> WHAT THIS TASK INVOLVES: Write out the entries verbatim and leave the images out of the copy.

☆ ☆ ☆ ☆ ☆

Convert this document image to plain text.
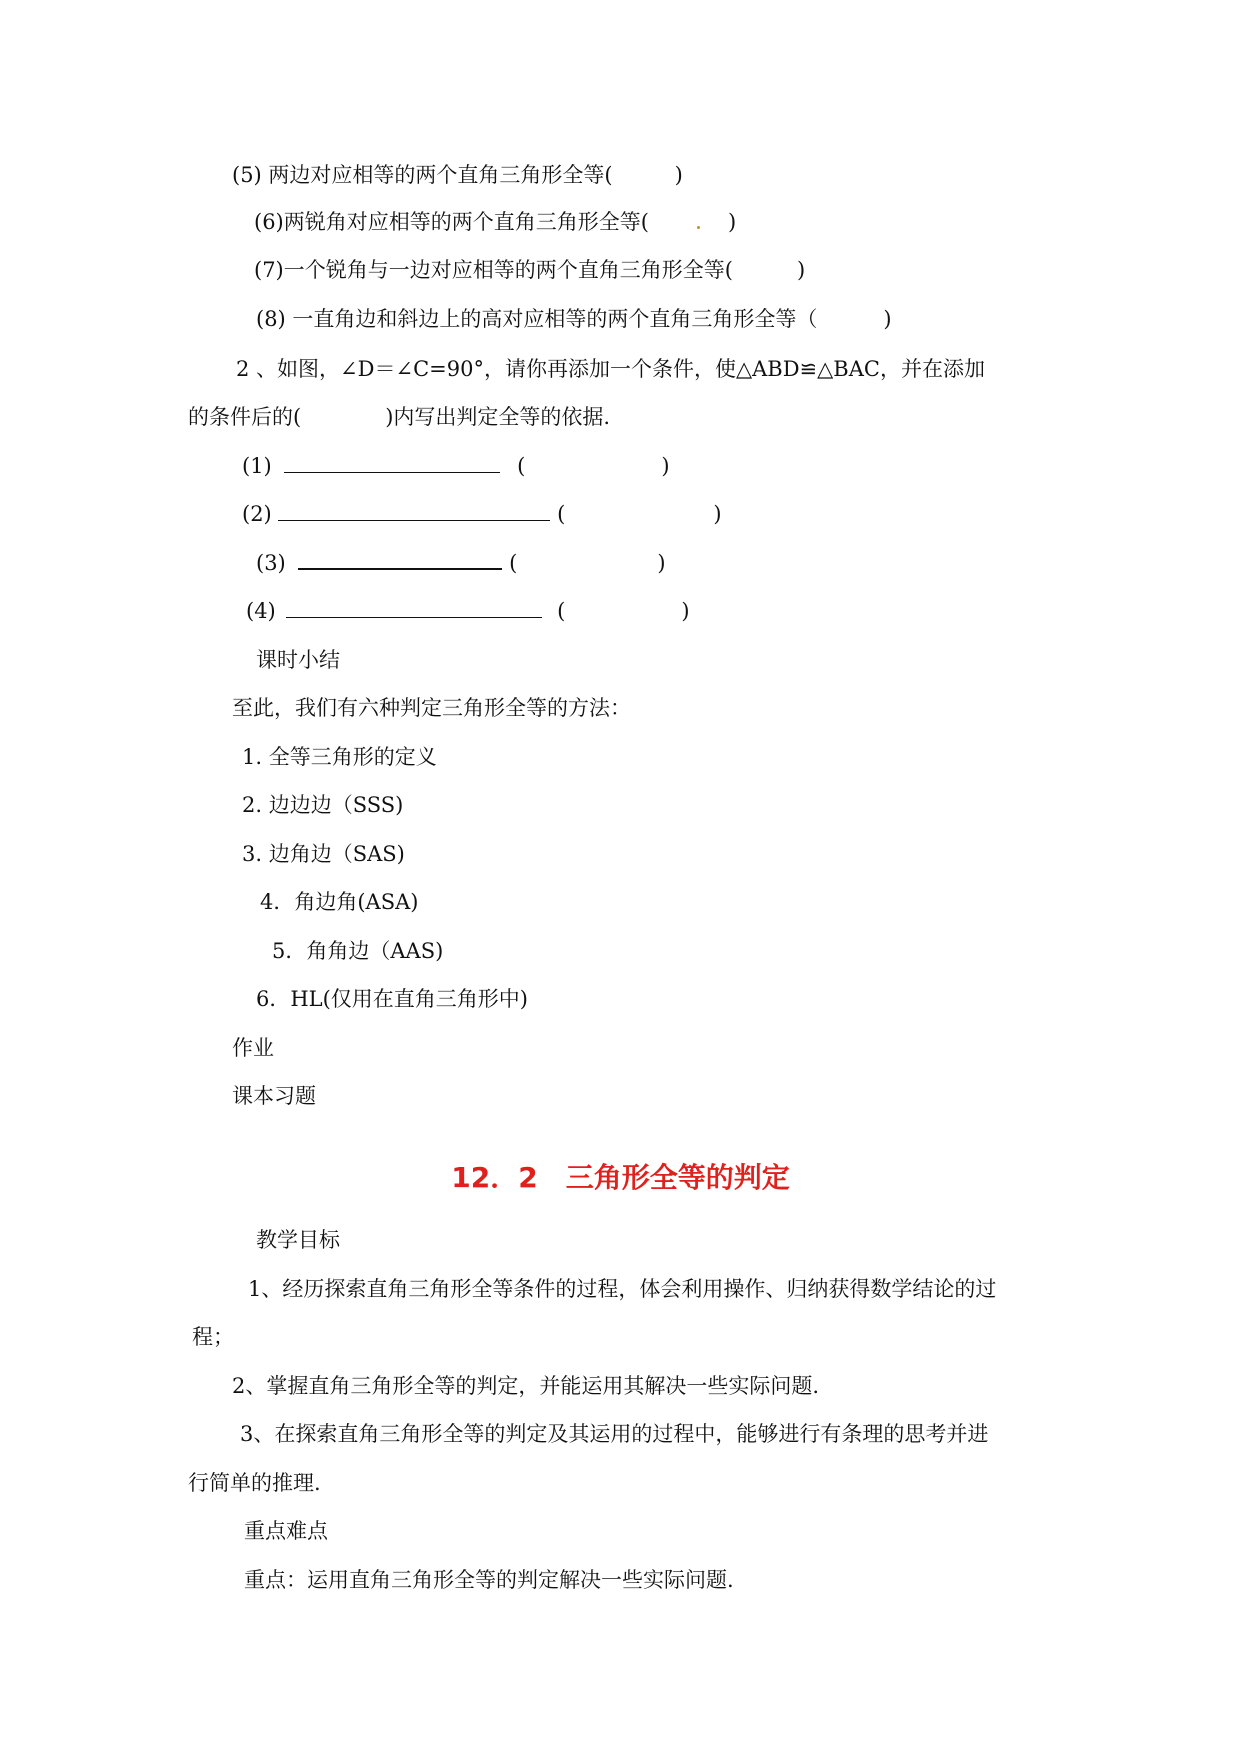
(5) 两边对应相等的两个直角三角形全等(	)
(6)两锐角对应相等的两个直角三角形全等(	)
(7)一个锐角与一边对应相等的两个直角三角形全等(	)
(8) 一直角边和斜边上的高对应相等的两个直角三角形全等（	)
2 、如图，∠D＝∠C=90°，请你再添加一个条件，使△ABD≌△BAC，并在添加
的条件后的(　　　　)内写出判定全等的依据.
(1)	(	)
(2)	(	)
(3)	(	)
(4)	(	)
课时小结
至此，我们有六种判定三角形全等的方法：
1. 全等三角形的定义
2. 边边边（SSS)
3. 边角边（SAS)
4．角边角(ASA)
5．角角边（AAS)
6．HL(仅用在直角三角形中)
作业
课本习题
12．2　三角形全等的判定
教学目标
1、经历探索直角三角形全等条件的过程，体会利用操作、归纳获得数学结论的过
程；
2、掌握直角三角形全等的判定，并能运用其解决一些实际问题.
3、在探索直角三角形全等的判定及其运用的过程中，能够进行有条理的思考并进
行简单的推理.
重点难点
重点：运用直角三角形全等的判定解决一些实际问题.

☆ ☆ ☆ ☆ ☆

> RESULT OF THIS TASK:
Convert this document image to plain text.
(5) 两边对应相等的两个直角三角形全等(	)
(6)两锐角对应相等的两个直角三角形全等(	)
(7)一个锐角与一边对应相等的两个直角三角形全等(	)
(8) 一直角边和斜边上的高对应相等的两个直角三角形全等（	)
2 、如图，∠D＝∠C=90°，请你再添加一个条件，使△ABD≌△BAC，并在添加
的条件后的(　　　　)内写出判定全等的依据.
(1)	(	)
(2)	(	)
(3)	(	)
(4)	(	)
课时小结
至此，我们有六种判定三角形全等的方法：
1. 全等三角形的定义
2. 边边边（SSS)
3. 边角边（SAS)
4．角边角(ASA)
5．角角边（AAS)
6．HL(仅用在直角三角形中)
作业
课本习题
12．2　三角形全等的判定
教学目标
1、经历探索直角三角形全等条件的过程，体会利用操作、归纳获得数学结论的过
程；
2、掌握直角三角形全等的判定，并能运用其解决一些实际问题.
3、在探索直角三角形全等的判定及其运用的过程中，能够进行有条理的思考并进
行简单的推理.
重点难点
重点：运用直角三角形全等的判定解决一些实际问题.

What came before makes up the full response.